SUPPLIED RECORDS:
______
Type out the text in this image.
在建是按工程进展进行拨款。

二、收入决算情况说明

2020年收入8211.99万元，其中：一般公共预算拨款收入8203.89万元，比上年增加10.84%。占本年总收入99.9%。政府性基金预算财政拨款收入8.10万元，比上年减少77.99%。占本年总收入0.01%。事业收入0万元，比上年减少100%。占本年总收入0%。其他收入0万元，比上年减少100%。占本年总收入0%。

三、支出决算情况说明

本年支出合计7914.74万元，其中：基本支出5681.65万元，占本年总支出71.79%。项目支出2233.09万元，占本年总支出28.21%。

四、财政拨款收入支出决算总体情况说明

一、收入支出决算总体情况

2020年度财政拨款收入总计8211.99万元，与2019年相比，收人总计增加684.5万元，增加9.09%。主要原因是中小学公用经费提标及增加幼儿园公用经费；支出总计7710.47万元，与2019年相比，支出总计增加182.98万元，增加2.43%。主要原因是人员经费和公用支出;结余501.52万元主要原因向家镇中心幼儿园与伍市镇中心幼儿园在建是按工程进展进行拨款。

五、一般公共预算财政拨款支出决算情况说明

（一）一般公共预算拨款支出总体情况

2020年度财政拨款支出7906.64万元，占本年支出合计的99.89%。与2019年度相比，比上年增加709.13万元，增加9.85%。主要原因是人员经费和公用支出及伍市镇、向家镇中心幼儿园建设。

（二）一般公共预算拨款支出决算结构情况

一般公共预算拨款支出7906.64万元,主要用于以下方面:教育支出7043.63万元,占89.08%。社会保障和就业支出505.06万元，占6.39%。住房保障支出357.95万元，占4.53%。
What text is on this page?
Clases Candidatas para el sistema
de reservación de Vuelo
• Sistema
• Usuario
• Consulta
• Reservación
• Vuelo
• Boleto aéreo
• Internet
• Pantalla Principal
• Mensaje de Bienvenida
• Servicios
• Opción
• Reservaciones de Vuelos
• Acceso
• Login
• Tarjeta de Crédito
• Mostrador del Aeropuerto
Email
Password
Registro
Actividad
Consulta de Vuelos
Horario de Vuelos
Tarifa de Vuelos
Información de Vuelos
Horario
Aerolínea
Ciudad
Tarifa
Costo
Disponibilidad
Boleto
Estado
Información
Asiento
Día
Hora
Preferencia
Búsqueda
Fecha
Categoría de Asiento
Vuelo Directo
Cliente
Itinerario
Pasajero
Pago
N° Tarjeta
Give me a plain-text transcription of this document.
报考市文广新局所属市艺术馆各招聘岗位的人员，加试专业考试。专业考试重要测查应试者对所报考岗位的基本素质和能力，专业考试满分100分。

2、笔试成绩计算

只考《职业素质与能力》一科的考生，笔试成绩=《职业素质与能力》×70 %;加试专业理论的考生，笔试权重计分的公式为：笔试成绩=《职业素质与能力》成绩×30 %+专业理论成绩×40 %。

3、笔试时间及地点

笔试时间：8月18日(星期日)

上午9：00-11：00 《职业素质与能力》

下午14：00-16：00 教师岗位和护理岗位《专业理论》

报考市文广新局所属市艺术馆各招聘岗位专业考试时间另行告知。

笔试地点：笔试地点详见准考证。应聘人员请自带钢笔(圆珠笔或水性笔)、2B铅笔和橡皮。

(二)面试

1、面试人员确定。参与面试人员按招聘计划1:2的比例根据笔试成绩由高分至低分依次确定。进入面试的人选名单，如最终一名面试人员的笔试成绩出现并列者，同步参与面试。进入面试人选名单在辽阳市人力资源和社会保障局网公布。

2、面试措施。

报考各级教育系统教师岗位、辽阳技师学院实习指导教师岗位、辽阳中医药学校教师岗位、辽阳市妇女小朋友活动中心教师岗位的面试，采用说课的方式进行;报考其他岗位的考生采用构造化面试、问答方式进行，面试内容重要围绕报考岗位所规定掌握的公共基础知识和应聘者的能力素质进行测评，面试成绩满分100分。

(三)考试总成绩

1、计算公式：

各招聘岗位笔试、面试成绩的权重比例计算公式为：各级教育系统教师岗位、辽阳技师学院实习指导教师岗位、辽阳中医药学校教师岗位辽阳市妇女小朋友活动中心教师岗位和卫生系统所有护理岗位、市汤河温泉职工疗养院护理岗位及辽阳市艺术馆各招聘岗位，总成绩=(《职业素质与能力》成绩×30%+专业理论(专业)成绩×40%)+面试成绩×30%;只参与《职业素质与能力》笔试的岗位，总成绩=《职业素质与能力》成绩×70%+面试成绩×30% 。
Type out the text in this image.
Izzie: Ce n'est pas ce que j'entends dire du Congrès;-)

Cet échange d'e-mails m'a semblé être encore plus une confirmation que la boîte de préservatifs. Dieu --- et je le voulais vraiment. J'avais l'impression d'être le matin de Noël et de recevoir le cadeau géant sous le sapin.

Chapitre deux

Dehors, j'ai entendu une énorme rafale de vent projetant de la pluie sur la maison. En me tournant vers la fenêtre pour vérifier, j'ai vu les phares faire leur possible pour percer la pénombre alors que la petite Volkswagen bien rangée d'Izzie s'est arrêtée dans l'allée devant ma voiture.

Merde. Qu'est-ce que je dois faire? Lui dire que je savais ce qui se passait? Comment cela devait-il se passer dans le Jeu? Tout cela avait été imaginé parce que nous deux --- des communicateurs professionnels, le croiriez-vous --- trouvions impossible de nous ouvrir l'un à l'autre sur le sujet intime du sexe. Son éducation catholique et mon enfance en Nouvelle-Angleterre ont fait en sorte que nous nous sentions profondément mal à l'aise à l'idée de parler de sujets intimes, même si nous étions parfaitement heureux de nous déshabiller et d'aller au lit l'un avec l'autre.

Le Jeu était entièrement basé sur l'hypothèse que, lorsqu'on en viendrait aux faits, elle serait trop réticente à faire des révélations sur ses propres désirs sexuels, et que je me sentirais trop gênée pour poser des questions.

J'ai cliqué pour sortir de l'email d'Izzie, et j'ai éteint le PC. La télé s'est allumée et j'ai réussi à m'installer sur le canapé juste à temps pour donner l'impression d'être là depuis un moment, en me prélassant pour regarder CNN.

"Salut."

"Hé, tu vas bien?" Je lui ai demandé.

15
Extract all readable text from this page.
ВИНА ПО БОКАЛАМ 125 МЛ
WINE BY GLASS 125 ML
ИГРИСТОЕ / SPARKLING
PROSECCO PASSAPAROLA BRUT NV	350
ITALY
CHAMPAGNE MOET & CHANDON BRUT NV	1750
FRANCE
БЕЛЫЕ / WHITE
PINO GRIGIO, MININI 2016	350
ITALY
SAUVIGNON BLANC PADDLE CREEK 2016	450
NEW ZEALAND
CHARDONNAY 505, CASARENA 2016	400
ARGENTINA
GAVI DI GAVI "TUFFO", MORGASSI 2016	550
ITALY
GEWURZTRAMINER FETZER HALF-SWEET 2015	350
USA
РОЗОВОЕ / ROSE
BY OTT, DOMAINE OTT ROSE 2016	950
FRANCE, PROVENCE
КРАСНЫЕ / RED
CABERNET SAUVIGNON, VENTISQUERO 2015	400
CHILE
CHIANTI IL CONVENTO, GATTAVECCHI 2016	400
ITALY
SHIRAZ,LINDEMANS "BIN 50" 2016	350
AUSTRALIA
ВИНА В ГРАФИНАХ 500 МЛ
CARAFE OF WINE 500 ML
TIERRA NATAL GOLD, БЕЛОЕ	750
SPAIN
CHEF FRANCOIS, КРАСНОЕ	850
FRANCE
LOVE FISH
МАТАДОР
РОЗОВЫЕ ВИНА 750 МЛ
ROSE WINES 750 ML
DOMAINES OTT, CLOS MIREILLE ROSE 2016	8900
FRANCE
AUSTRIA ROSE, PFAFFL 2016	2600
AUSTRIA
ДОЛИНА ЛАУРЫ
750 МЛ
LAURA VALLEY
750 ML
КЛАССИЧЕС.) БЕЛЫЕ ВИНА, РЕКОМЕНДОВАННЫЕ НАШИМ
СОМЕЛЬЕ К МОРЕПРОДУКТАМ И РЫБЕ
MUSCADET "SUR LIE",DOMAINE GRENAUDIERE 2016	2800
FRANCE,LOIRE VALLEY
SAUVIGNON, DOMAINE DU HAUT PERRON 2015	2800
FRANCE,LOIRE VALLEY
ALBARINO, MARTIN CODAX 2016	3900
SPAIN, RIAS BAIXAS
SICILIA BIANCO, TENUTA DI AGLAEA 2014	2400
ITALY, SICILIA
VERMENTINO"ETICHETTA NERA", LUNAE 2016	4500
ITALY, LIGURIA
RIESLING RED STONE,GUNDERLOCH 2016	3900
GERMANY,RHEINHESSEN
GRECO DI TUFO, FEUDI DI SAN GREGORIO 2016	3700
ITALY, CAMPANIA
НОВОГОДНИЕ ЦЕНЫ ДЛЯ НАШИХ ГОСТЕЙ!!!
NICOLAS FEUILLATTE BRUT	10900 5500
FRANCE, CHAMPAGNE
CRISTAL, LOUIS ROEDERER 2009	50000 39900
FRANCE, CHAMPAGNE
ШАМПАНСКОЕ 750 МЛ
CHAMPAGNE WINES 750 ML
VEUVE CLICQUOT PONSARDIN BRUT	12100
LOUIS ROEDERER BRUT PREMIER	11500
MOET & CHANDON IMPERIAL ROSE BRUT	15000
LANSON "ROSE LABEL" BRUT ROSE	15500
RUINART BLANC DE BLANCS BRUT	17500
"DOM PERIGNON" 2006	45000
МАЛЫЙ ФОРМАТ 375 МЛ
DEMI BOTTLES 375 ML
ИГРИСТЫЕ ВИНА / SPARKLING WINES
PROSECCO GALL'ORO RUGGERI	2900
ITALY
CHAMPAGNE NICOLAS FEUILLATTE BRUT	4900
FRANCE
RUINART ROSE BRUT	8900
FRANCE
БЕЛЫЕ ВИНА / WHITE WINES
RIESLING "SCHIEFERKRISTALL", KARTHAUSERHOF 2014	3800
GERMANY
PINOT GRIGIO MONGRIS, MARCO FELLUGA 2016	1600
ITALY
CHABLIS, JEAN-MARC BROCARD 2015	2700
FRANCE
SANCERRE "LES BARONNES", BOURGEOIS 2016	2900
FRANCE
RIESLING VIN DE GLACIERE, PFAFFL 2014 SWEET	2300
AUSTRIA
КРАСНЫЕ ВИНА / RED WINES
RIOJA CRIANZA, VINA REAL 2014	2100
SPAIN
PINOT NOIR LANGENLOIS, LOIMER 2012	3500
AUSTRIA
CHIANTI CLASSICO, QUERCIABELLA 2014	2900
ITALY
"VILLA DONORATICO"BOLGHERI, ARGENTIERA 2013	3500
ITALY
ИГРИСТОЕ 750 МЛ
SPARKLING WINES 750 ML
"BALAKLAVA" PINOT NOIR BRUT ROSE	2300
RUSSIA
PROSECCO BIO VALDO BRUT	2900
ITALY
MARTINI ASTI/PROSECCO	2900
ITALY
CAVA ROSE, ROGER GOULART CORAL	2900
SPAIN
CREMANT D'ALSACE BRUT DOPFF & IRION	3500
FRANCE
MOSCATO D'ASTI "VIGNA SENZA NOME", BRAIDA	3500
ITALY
______
SHORT TASK: Find all lines with "Información" in them and copy each one.

WRITTEN ANSWER:
Información de Vuelos
Información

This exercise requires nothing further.